How many lines in these records hold the string "各所属学会"? State only that number.

━━━━━━

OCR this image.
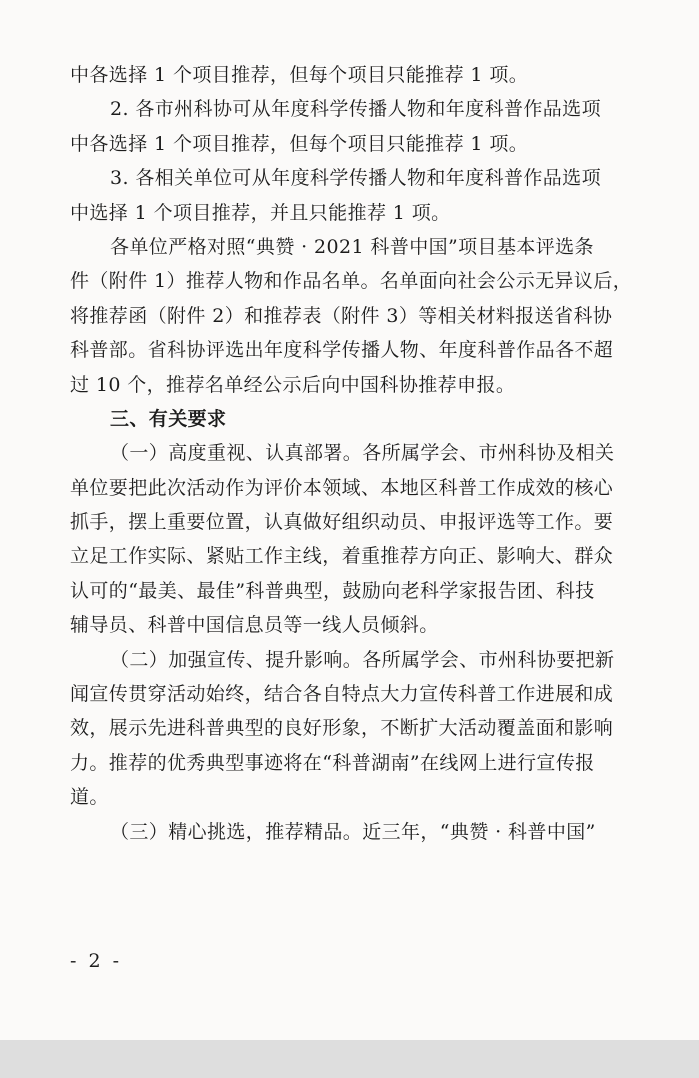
中各选择 1 个项目推荐，但每个项目只能推荐 1 项。
2. 各市州科协可从年度科学传播人物和年度科普作品选项
中各选择 1 个项目推荐，但每个项目只能推荐 1 项。
3. 各相关单位可从年度科学传播人物和年度科普作品选项
中选择 1 个项目推荐，并且只能推荐 1 项。
各单位严格对照“典赞 · 2021 科普中国”项目基本评选条
件（附件 1）推荐人物和作品名单。名单面向社会公示无异议后，
将推荐函（附件 2）和推荐表（附件 3）等相关材料报送省科协
科普部。省科协评选出年度科学传播人物、年度科普作品各不超
过 10 个，推荐名单经公示后向中国科协推荐申报。
三、有关要求
（一）高度重视、认真部署。各所属学会、市州科协及相关
单位要把此次活动作为评价本领域、本地区科普工作成效的核心
抓手，摆上重要位置，认真做好组织动员、申报评选等工作。要
立足工作实际、紧贴工作主线，着重推荐方向正、影响大、群众
认可的“最美、最佳”科普典型，鼓励向老科学家报告团、科技
辅导员、科普中国信息员等一线人员倾斜。
（二）加强宣传、提升影响。各所属学会、市州科协要把新
闻宣传贯穿活动始终，结合各自特点大力宣传科普工作进展和成
效，展示先进科普典型的良好形象，不断扩大活动覆盖面和影响
力。推荐的优秀典型事迹将在“科普湖南”在线网上进行宣传报
道。
（三）精心挑选，推荐精品。近三年，“典赞 · 科普中国”
- 2 -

━━━━━━

Full solution: 2